GIVEN TASK 1 :: Name everything that, according to the article on Lady Gaga and neo-medievalism, the neo-medieval style owes a debt to.

:: SELECTED EXCERPT

Lady Gaga and the death of neo-medievalism

If you watched Lady Gaga's appearance on Saturday Night Live on March 8, you might not have known you were witnessing the end of a youth trend, the moment when neo-medievalism went from cool to commodity.

Along with hosting, Gaga played her new single "Abracadabra" for the SNL audience, and she was doing a lot. The song's pure pop hooks mixed with hard dance beats would have been at home on Gaga's 2008 release The Fame, so this is Lady Gaga reheating her own nachos. But there are much older nachos being reheated too: From the Gregorian chants of the background singers to Gaga's dancers rocking corpse paint and plague-doctor outfits, Gaga is dabbling in neo-medievalism, an aesthetic born in cutting-edge art and fashion circles that has been slowly oozing toward the mainstream over the last few years.

Maybe in response to the world devolving from globalism to warring regional powers, just like the Middle Ages, fashion designers like Hedi Slimane started dressing models in ren-faire style outfits made of leather to make them look like "moody princes." Meanwhile, outside-of-the-mainstream musicians like Dandelion Wine began adding drum machines and synths to Middle Ages-style melodies. The neo-medieval style is based on people's ideas of history, not the real article (I doubt a 13th century peasant from Hungary would know what to make of "Abracadabra") so it owes a debt to RPG video games, fantasy movies, and Dungeons and Dragons.

Over the last few years, neo-medievalism has become a whole thing. But the 1990s swing revival was a whole thing too, and all whole things die the way Big Bad Voodoo Daddy did: Too many people started paying attention, and what was once cool and underground becomes ridiculous and embarrassing.

You could see the cracks forming when Chappell Roan showed up at the Grammys looking like this:

But Roan is at least in her 20s. Lady Gaga is nearly 40 years old. She's still great, but she's a last-gen artist for moms driving small SUVs now, and her copping the neo-medieval style on a stage big enough for you and I to see it is a death knell for the movement. For a historical pop-culture equivalent, ask yourself who was "voguing" or dressing in a neo-Renaissance style after Madonna appeared on the VMAs in 1990.

So look for the mass-market-friendly version of the Middle Ages to hit the back-to-school clothing racks at Target this summer, for "Abracadbra" to be played at weddings, and for the cool kids to ditch the fairy wings and clown makeup for whatever the next thing is.

Has Kendrick Lamar jumped the shark?

::::

GIVEN TASK 2 :: In the records, rewrite the lines from the start of the records through the line holding "545, 194, 560]", inclusive, replacing "period-badge" with "date-range" and leaving everything else unchanged.

:: MATERIAL TO PROCESS

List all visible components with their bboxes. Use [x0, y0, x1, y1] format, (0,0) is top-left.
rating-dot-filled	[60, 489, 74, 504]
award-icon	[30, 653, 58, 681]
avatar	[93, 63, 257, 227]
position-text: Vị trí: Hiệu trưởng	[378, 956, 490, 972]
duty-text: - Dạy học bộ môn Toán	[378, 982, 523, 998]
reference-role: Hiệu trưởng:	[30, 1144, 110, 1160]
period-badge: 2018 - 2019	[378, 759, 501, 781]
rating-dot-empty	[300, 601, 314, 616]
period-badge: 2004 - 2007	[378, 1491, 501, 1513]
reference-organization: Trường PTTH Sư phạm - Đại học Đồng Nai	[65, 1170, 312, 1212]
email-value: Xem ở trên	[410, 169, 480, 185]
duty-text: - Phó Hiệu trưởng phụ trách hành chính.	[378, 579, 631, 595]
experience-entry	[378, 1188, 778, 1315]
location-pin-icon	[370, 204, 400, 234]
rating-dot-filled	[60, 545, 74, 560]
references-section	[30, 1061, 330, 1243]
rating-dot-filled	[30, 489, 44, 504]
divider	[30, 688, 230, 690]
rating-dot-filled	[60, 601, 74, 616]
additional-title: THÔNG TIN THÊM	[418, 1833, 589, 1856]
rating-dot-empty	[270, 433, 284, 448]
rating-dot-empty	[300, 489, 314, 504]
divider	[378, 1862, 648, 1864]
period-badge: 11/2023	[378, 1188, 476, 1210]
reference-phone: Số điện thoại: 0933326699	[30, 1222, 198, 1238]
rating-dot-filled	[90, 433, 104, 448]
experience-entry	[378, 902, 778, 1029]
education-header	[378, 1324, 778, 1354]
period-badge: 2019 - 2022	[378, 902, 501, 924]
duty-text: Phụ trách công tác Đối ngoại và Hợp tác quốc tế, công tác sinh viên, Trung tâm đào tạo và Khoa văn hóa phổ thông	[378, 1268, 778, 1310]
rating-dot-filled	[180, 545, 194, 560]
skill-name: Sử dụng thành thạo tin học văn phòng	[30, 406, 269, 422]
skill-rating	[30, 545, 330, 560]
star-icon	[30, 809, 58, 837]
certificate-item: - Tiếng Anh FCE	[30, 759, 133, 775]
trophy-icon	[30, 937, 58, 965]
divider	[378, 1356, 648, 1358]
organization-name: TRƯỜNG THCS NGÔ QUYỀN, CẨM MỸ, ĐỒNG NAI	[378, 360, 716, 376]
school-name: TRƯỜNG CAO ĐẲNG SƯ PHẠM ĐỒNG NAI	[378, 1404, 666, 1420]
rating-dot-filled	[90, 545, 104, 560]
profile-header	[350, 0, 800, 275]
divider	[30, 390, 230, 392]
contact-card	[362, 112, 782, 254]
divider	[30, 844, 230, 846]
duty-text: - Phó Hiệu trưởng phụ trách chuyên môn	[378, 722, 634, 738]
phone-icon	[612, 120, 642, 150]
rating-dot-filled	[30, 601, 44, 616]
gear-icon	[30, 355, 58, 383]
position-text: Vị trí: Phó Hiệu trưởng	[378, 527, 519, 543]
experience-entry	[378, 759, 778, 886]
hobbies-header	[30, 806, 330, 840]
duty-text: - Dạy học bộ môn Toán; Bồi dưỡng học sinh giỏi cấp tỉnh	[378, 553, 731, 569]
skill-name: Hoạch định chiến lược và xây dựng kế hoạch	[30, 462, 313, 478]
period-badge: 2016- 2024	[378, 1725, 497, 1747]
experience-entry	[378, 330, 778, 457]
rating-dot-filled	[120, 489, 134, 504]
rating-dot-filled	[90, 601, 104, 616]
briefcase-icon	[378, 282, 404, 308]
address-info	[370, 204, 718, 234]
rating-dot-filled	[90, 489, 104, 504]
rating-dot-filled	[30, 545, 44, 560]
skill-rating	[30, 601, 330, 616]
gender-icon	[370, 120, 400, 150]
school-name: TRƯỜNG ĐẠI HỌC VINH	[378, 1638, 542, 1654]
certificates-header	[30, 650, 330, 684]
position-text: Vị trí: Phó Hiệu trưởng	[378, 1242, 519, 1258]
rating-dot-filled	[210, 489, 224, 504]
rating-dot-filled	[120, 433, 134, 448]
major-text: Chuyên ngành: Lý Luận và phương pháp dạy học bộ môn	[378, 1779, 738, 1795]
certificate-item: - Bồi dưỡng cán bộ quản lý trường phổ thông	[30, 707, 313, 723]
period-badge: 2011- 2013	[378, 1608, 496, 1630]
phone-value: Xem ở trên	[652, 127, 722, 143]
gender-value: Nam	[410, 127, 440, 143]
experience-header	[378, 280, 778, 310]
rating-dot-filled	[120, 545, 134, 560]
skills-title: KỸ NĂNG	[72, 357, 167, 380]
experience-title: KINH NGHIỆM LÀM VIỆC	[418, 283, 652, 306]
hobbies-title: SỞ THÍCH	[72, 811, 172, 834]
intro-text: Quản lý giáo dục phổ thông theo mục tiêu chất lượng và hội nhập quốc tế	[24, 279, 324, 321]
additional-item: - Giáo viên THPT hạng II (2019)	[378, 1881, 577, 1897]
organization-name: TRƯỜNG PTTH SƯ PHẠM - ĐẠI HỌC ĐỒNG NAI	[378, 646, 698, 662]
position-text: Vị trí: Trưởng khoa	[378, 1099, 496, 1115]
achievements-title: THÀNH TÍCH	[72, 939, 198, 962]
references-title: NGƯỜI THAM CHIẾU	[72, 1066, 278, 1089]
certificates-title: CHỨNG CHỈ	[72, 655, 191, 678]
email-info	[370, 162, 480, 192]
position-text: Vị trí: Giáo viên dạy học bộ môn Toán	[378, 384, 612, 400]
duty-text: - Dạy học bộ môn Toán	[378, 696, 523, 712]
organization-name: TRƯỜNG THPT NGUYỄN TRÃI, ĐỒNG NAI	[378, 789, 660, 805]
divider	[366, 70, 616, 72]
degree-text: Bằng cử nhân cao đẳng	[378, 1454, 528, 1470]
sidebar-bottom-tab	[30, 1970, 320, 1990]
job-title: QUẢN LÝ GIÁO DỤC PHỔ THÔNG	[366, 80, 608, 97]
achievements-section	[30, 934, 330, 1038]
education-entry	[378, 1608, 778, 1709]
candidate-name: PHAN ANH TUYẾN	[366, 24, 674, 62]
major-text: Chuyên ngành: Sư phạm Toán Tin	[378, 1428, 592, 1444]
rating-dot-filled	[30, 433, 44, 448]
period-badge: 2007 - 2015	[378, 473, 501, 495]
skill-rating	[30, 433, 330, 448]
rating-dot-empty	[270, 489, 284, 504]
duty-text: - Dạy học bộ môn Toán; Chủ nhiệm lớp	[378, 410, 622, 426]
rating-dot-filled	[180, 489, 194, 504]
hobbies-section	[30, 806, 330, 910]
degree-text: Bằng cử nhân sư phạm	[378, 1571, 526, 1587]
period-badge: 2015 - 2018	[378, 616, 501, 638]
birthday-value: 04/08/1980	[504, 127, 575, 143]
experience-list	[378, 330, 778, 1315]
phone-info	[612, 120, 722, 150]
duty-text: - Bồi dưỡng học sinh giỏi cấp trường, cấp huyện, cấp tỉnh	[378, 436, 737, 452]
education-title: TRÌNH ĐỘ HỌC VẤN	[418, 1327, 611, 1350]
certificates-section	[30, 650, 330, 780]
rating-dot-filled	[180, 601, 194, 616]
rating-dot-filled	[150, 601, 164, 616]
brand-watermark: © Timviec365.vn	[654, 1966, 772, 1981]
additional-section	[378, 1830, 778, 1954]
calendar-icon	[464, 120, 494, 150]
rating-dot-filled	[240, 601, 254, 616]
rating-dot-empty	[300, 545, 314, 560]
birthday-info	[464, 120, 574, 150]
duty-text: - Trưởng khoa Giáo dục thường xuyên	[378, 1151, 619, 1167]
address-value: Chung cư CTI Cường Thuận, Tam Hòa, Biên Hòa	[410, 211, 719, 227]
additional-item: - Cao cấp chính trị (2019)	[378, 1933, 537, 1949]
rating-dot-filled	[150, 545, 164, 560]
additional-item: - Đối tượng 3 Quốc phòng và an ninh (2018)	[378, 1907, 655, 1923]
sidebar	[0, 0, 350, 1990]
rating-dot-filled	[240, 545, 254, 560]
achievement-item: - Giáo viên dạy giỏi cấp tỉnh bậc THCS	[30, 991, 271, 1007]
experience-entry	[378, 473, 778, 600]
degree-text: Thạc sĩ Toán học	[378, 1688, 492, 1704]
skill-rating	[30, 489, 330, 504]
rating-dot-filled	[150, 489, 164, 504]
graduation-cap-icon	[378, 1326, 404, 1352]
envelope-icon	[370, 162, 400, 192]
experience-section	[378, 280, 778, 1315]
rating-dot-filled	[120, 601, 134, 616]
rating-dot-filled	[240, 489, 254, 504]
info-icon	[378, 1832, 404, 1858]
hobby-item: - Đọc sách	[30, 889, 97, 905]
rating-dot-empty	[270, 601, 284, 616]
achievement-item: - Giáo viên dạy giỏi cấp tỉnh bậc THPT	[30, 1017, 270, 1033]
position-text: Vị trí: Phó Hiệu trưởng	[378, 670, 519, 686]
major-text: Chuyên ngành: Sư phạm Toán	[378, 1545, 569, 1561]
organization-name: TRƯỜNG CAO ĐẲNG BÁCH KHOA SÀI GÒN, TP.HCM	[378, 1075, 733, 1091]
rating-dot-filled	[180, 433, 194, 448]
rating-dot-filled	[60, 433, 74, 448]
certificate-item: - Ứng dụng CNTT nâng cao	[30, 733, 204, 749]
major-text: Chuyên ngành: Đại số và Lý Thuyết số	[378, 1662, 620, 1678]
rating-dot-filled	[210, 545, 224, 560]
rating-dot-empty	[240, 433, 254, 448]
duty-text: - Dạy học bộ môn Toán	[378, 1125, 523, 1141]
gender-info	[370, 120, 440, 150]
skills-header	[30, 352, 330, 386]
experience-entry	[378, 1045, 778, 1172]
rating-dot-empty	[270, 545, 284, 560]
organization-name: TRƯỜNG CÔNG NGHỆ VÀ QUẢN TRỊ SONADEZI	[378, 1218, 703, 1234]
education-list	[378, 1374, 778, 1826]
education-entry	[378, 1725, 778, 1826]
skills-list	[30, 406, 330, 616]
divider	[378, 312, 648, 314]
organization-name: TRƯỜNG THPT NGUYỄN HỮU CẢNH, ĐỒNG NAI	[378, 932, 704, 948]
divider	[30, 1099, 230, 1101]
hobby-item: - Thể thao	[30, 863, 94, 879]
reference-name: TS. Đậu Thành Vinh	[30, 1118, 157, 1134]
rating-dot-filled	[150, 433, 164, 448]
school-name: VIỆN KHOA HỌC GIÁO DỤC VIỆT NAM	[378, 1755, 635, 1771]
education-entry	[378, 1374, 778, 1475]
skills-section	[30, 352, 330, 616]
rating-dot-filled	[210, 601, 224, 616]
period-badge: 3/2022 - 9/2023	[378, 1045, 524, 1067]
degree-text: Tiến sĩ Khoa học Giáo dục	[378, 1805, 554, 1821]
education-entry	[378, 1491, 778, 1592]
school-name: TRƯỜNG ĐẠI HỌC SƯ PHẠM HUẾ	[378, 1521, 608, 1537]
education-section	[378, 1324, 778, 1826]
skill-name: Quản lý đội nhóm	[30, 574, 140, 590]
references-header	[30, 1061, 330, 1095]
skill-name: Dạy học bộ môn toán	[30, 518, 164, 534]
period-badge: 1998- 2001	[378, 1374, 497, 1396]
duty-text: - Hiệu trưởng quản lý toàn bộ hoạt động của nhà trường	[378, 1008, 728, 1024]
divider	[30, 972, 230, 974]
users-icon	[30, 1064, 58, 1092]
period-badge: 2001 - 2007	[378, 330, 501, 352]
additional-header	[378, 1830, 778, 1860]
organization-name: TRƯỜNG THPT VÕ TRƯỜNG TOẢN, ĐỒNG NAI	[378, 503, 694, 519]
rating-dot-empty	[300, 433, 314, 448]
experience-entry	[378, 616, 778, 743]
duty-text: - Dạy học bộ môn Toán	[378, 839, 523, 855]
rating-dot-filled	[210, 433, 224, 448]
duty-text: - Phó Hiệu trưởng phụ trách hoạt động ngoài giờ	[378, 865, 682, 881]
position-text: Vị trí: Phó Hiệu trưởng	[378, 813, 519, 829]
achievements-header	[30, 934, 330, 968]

::::

TASK SOLUTION 1 ::
RPG video games
fantasy movies
Dungeons and Dragons

TASK SOLUTION 2 ::
List all visible components with their bboxes. Use [x0, y0, x1, y1] format, (0,0) is top-left.
rating-dot-filled	[60, 489, 74, 504]
award-icon	[30, 653, 58, 681]
avatar	[93, 63, 257, 227]
position-text: Vị trí: Hiệu trưởng	[378, 956, 490, 972]
duty-text: - Dạy học bộ môn Toán	[378, 982, 523, 998]
reference-role: Hiệu trưởng:	[30, 1144, 110, 1160]
date-range: 2018 - 2019	[378, 759, 501, 781]
rating-dot-empty	[300, 601, 314, 616]
date-range: 2004 - 2007	[378, 1491, 501, 1513]
reference-organization: Trường PTTH Sư phạm - Đại học Đồng Nai	[65, 1170, 312, 1212]
email-value: Xem ở trên	[410, 169, 480, 185]
duty-text: - Phó Hiệu trưởng phụ trách hành chính.	[378, 579, 631, 595]
experience-entry	[378, 1188, 778, 1315]
location-pin-icon	[370, 204, 400, 234]
rating-dot-filled	[60, 545, 74, 560]
references-section	[30, 1061, 330, 1243]
rating-dot-filled	[30, 489, 44, 504]
divider	[30, 688, 230, 690]
rating-dot-filled	[60, 601, 74, 616]
additional-title: THÔNG TIN THÊM	[418, 1833, 589, 1856]
rating-dot-empty	[270, 433, 284, 448]
rating-dot-empty	[300, 489, 314, 504]
divider	[378, 1862, 648, 1864]
date-range: 11/2023	[378, 1188, 476, 1210]
reference-phone: Số điện thoại: 0933326699	[30, 1222, 198, 1238]
rating-dot-filled	[90, 433, 104, 448]
experience-entry	[378, 902, 778, 1029]
education-header	[378, 1324, 778, 1354]
date-range: 2019 - 2022	[378, 902, 501, 924]
duty-text: Phụ trách công tác Đối ngoại và Hợp tác quốc tế, công tác sinh viên, Trung tâm đào tạo và Khoa văn hóa phổ thông	[378, 1268, 778, 1310]
rating-dot-filled	[180, 545, 194, 560]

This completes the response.